* [EXERCISE OBJECTIVE]:
State the number of lines below in which the word "Bant" appears. Nothing else belongs in the answer.

* [MATERIAL TO PROCESS]:
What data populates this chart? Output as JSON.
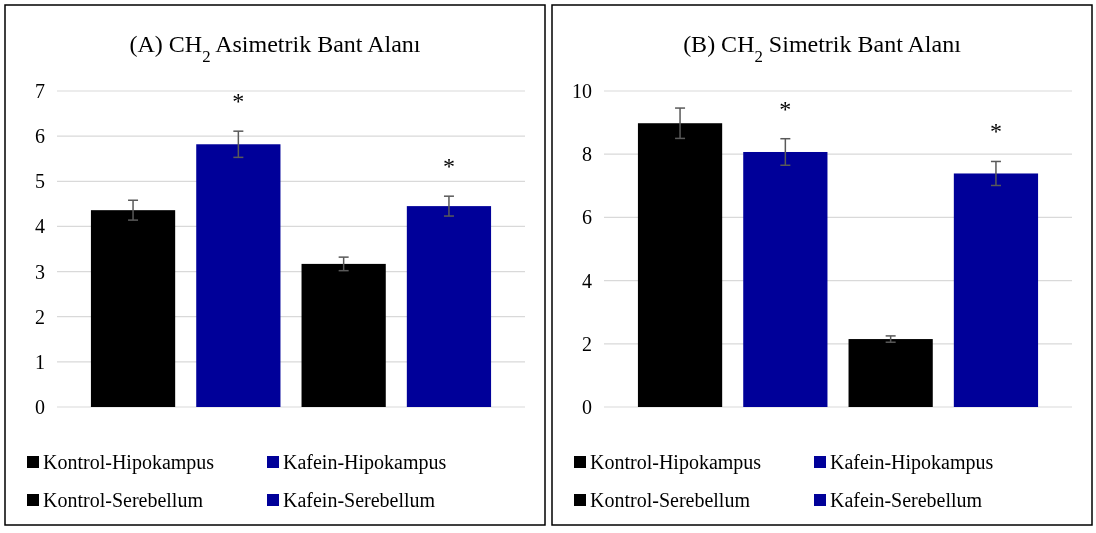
{
  "chart_data": [
    {
      "type": "bar",
      "title": "(A) CH$_{2}$ Asimetrik Bant Alanı",
      "categories": [
        null
      ],
      "ylim": [
        0,
        7
      ],
      "yticks": [
        0,
        1,
        2,
        3,
        4,
        5,
        6,
        7
      ],
      "grid": "y",
      "legend": "bottom",
      "series": [
        {
          "name": "Kontrol-Hipokampus",
          "color": "#000000",
          "values": [
            4.36
          ],
          "errors": [
            0.22
          ],
          "value_labels": [
            null
          ]
        },
        {
          "name": "Kafein-Hipokampus",
          "color": "#000099",
          "values": [
            5.82
          ],
          "errors": [
            0.29
          ],
          "value_labels": [
            "*"
          ]
        },
        {
          "name": "Kontrol-Serebellum",
          "color": "#000000",
          "values": [
            3.17
          ],
          "errors": [
            0.15
          ],
          "value_labels": [
            null
          ]
        },
        {
          "name": "Kafein-Serebellum",
          "color": "#000099",
          "values": [
            4.45
          ],
          "errors": [
            0.22
          ],
          "value_labels": [
            "*"
          ]
        }
      ]
    },
    {
      "type": "bar",
      "title": "(B) CH$_{2}$ Simetrik Bant Alanı",
      "categories": [
        null
      ],
      "ylim": [
        0,
        10
      ],
      "yticks": [
        0,
        2,
        4,
        6,
        8,
        10
      ],
      "grid": "y",
      "legend": "bottom",
      "series": [
        {
          "name": "Kontrol-Hipokampus",
          "color": "#000000",
          "values": [
            8.98
          ],
          "errors": [
            0.48
          ],
          "value_labels": [
            null
          ]
        },
        {
          "name": "Kafein-Hipokampus",
          "color": "#000099",
          "values": [
            8.07
          ],
          "errors": [
            0.42
          ],
          "value_labels": [
            "*"
          ]
        },
        {
          "name": "Kontrol-Serebellum",
          "color": "#000000",
          "values": [
            2.15
          ],
          "errors": [
            0.1
          ],
          "value_labels": [
            null
          ]
        },
        {
          "name": "Kafein-Serebellum",
          "color": "#000099",
          "values": [
            7.39
          ],
          "errors": [
            0.38
          ],
          "value_labels": [
            "*"
          ]
        }
      ]
    }
  ]
}
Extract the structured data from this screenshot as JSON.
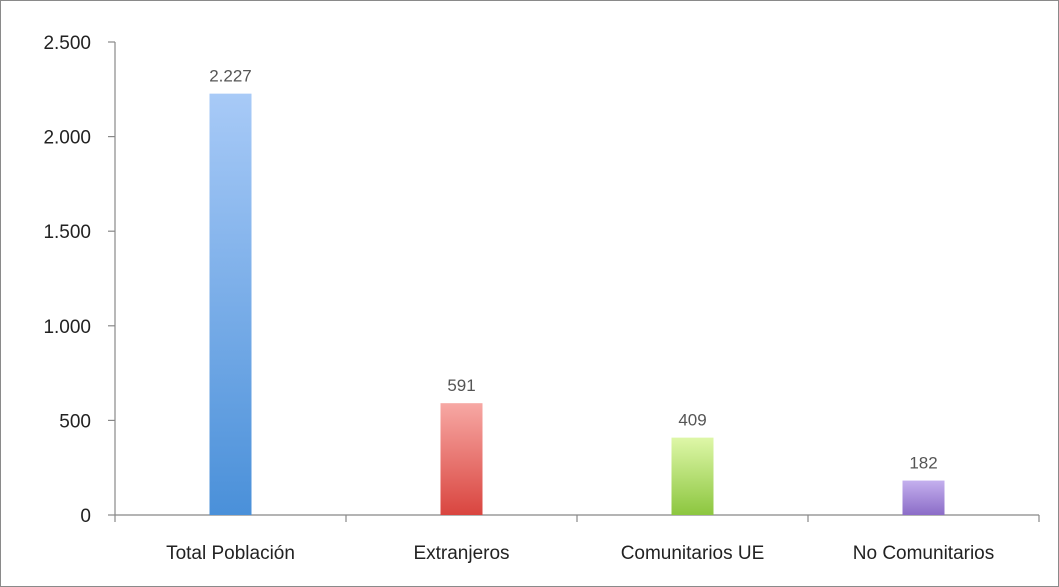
{
  "chart_data": {
    "type": "bar",
    "categories": [
      "Total Población",
      "Extranjeros",
      "Comunitarios UE",
      "No Comunitarios"
    ],
    "values": [
      2227,
      591,
      409,
      182
    ],
    "value_labels": [
      "2.227",
      "591",
      "409",
      "182"
    ],
    "yticks": [
      0,
      500,
      1000,
      1500,
      2000,
      2500
    ],
    "ytick_labels": [
      "0",
      "500",
      "1.000",
      "1.500",
      "2.000",
      "2.500"
    ],
    "ylim": [
      0,
      2500
    ],
    "grid": false,
    "legend": "none",
    "bar_colors": [
      {
        "top": "#a8caf7",
        "bottom": "#4a90d9"
      },
      {
        "top": "#f7a8a4",
        "bottom": "#d9453f"
      },
      {
        "top": "#def7a8",
        "bottom": "#8cc63f"
      },
      {
        "top": "#c4b0ee",
        "bottom": "#8b6cc7"
      }
    ],
    "axis_color": "#888888"
  }
}
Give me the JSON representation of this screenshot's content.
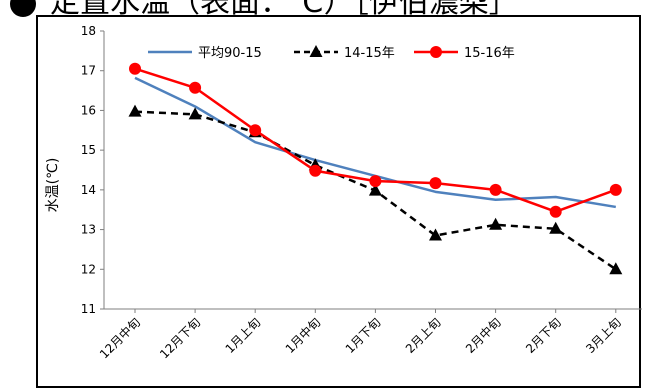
{
  "page_title": "定置水温（表面：℃）［伊伯濃梨］",
  "chart_data": {
    "type": "line",
    "title": "",
    "xlabel": "",
    "ylabel": "水温(℃)",
    "ylim": [
      11,
      18
    ],
    "yticks": [
      11,
      12,
      13,
      14,
      15,
      16,
      17,
      18
    ],
    "categories": [
      "12月中旬",
      "12月下旬",
      "1月上旬",
      "1月中旬",
      "1月下旬",
      "2月上旬",
      "2月中旬",
      "2月下旬",
      "3月上旬"
    ],
    "legend_position": "top",
    "grid": false,
    "series": [
      {
        "name": "平均90-15",
        "color": "#4f81bd",
        "dash": "solid",
        "marker": "none",
        "values": [
          16.82,
          16.1,
          15.2,
          14.75,
          14.35,
          13.95,
          13.75,
          13.82,
          13.57
        ]
      },
      {
        "name": "14-15年",
        "color": "#000000",
        "dash": "dashed",
        "marker": "triangle",
        "values": [
          15.97,
          15.9,
          15.45,
          14.62,
          13.98,
          12.85,
          13.12,
          13.02,
          12.0
        ]
      },
      {
        "name": "15-16年",
        "color": "#ff0000",
        "dash": "solid",
        "marker": "circle",
        "values": [
          17.05,
          16.57,
          15.5,
          14.48,
          14.22,
          14.17,
          14.0,
          13.45,
          14.0
        ]
      }
    ]
  }
}
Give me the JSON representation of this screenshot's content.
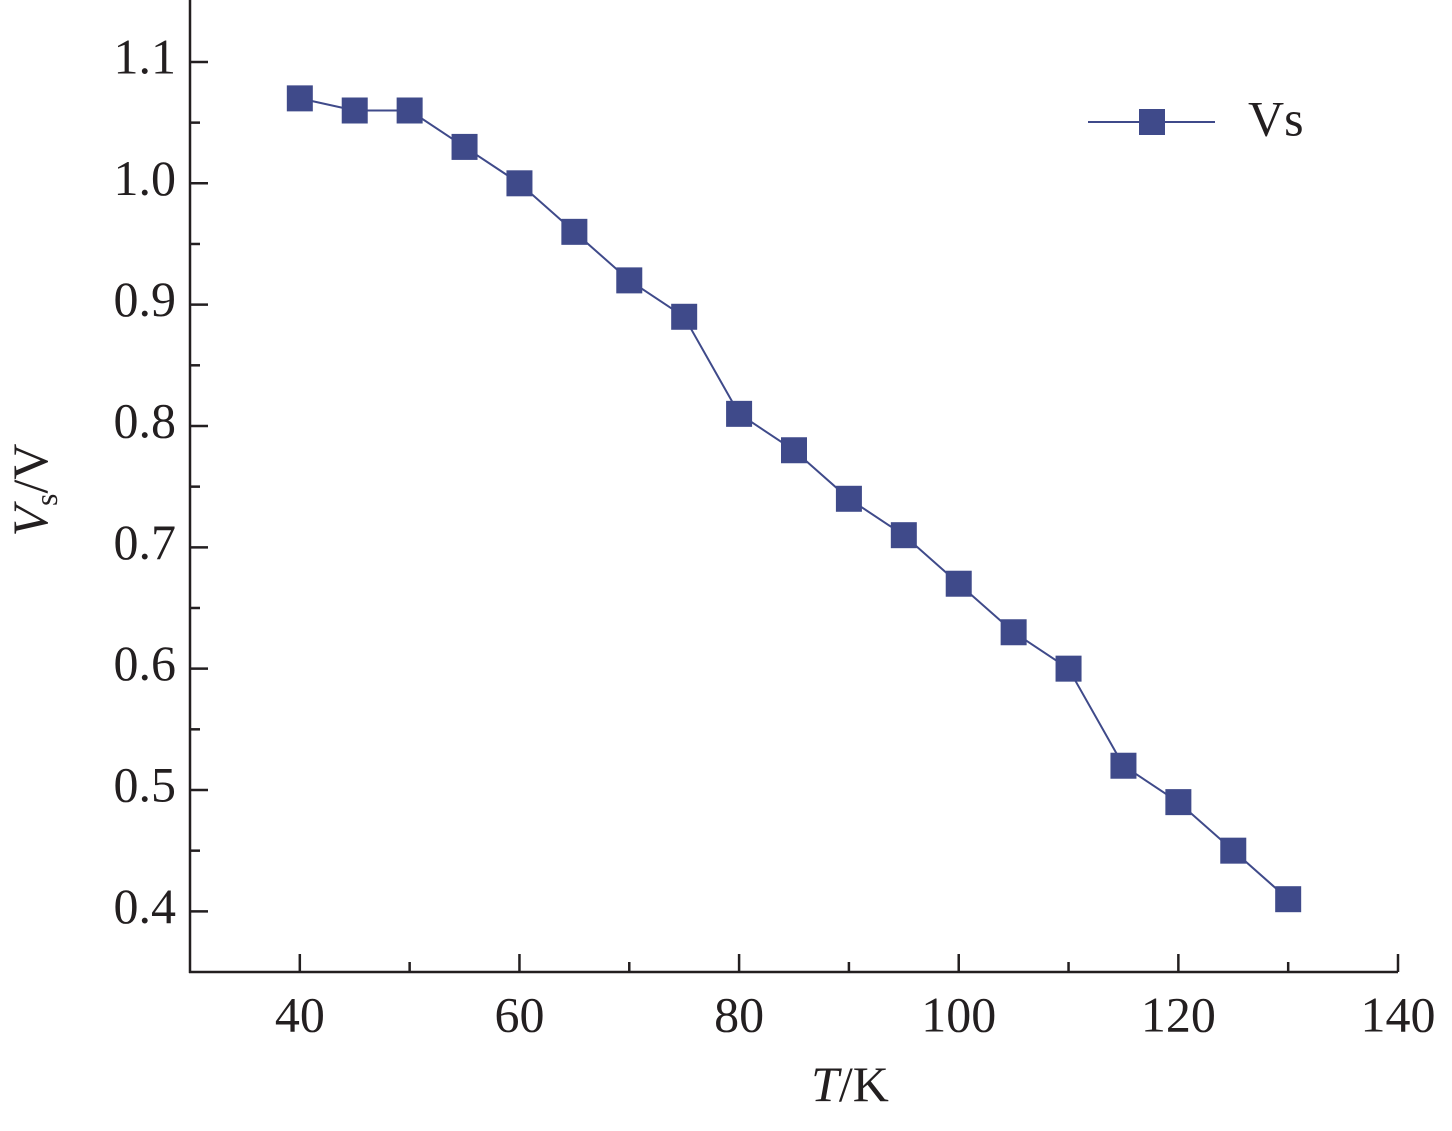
{
  "chart_data": {
    "type": "line",
    "x_label": [
      "T",
      "/K"
    ],
    "y_label": [
      "V",
      "s",
      "/V"
    ],
    "x": [
      40,
      45,
      50,
      55,
      60,
      65,
      70,
      75,
      80,
      85,
      90,
      95,
      100,
      105,
      110,
      115,
      120,
      125,
      130
    ],
    "series": [
      {
        "name": "Vs",
        "color": "#3f4a8a",
        "values": [
          1.07,
          1.06,
          1.06,
          1.03,
          1.0,
          0.96,
          0.92,
          0.89,
          0.81,
          0.78,
          0.74,
          0.71,
          0.67,
          0.63,
          0.6,
          0.52,
          0.49,
          0.45,
          0.41
        ]
      }
    ],
    "xlim": [
      30,
      140
    ],
    "ylim": [
      0.35,
      1.15
    ],
    "xticks": [
      40,
      60,
      80,
      100,
      120,
      140
    ],
    "yticks": [
      0.4,
      0.5,
      0.6,
      0.7,
      0.8,
      0.9,
      {
        "value": 1,
        "label": "1.0"
      },
      1.1
    ],
    "grid": false,
    "legend": "upper right"
  }
}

* [ANSWER TO THE TASK]:
2